Records follow. Select each line holding "text".

Stored entries:
★ ★ ★
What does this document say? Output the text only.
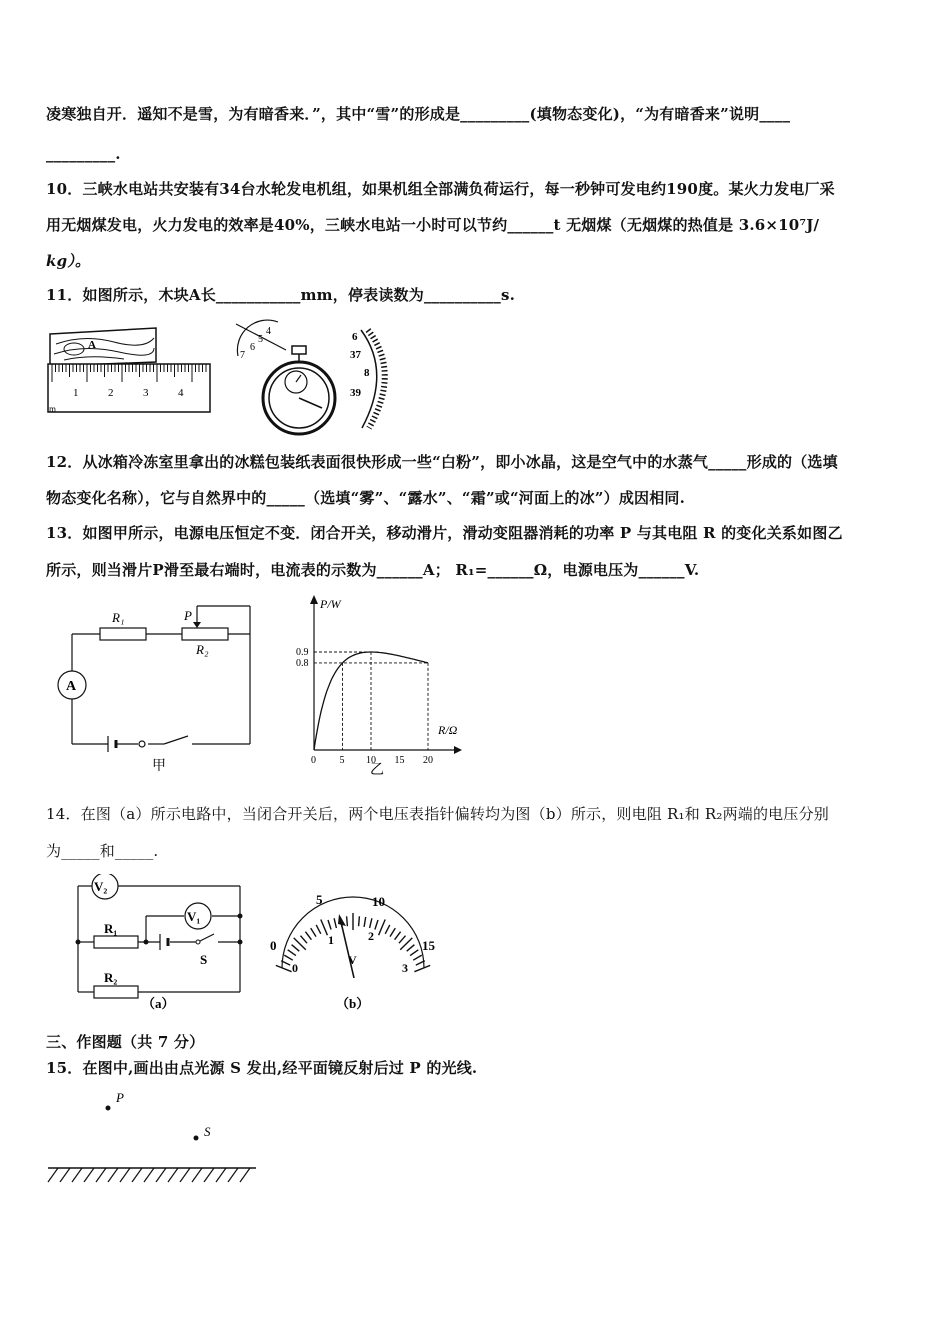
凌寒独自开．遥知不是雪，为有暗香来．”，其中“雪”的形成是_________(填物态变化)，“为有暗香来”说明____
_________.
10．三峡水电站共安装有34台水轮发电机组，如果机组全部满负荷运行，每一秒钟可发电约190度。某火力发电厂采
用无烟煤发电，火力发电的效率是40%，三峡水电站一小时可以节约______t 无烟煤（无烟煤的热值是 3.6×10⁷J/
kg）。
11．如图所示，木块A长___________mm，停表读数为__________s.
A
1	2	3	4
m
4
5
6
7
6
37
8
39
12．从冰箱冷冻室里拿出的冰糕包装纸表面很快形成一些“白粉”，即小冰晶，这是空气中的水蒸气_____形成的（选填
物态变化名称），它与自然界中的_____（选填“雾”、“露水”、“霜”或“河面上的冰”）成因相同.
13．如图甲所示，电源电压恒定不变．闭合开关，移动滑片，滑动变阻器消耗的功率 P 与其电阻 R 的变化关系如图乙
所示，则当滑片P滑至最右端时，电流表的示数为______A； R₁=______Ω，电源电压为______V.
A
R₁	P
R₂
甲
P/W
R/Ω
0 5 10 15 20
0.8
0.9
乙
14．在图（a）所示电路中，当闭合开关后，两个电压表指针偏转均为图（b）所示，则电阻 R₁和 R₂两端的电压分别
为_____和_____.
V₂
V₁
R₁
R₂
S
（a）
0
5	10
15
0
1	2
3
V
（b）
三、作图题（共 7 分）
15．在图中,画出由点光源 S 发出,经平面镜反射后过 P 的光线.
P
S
★ ★ ★
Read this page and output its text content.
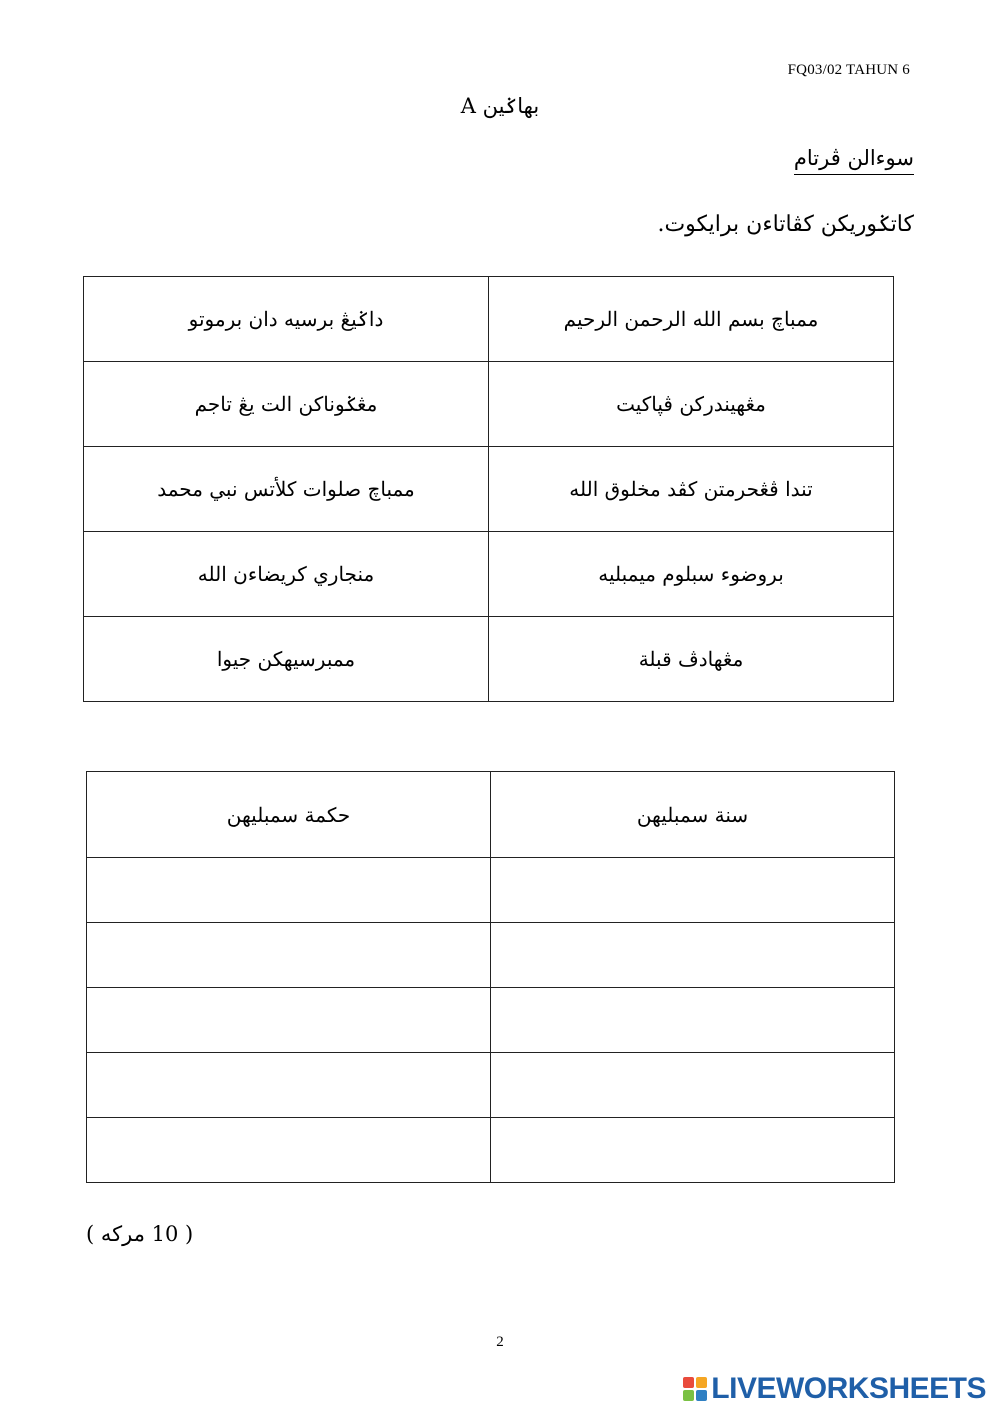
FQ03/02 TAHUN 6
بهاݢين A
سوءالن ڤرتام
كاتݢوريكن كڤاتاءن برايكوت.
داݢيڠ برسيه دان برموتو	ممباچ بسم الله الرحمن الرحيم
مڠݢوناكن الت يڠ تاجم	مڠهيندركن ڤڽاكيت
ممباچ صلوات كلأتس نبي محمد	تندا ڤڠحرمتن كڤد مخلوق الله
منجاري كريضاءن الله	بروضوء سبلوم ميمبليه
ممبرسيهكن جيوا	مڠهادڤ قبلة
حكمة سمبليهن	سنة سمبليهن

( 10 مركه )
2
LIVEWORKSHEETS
★ ★ ★
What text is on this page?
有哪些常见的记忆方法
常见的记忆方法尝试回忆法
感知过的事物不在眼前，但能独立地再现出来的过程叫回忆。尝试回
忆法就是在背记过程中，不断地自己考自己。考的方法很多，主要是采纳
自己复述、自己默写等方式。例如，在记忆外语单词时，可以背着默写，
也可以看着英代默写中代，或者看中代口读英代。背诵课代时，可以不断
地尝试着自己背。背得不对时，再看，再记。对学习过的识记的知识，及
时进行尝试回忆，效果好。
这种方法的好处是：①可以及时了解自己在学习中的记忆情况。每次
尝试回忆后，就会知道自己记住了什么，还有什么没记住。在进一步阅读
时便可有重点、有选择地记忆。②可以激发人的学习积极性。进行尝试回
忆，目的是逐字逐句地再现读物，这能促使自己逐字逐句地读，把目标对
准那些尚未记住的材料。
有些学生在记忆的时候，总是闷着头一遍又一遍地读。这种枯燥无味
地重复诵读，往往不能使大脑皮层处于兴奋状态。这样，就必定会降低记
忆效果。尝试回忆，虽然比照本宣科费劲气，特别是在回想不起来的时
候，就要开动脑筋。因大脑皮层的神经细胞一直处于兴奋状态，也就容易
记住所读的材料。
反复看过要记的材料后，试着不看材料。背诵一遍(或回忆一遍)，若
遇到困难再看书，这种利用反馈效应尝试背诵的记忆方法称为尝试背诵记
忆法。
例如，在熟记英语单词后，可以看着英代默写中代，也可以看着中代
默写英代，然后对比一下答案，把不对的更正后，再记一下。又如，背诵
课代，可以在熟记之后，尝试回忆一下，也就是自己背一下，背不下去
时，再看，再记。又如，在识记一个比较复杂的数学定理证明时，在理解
★ ★ ★
— FINAL ANSWER —
What does this document say? Output the text only.
Read this page and output its text content.
What text is on this page?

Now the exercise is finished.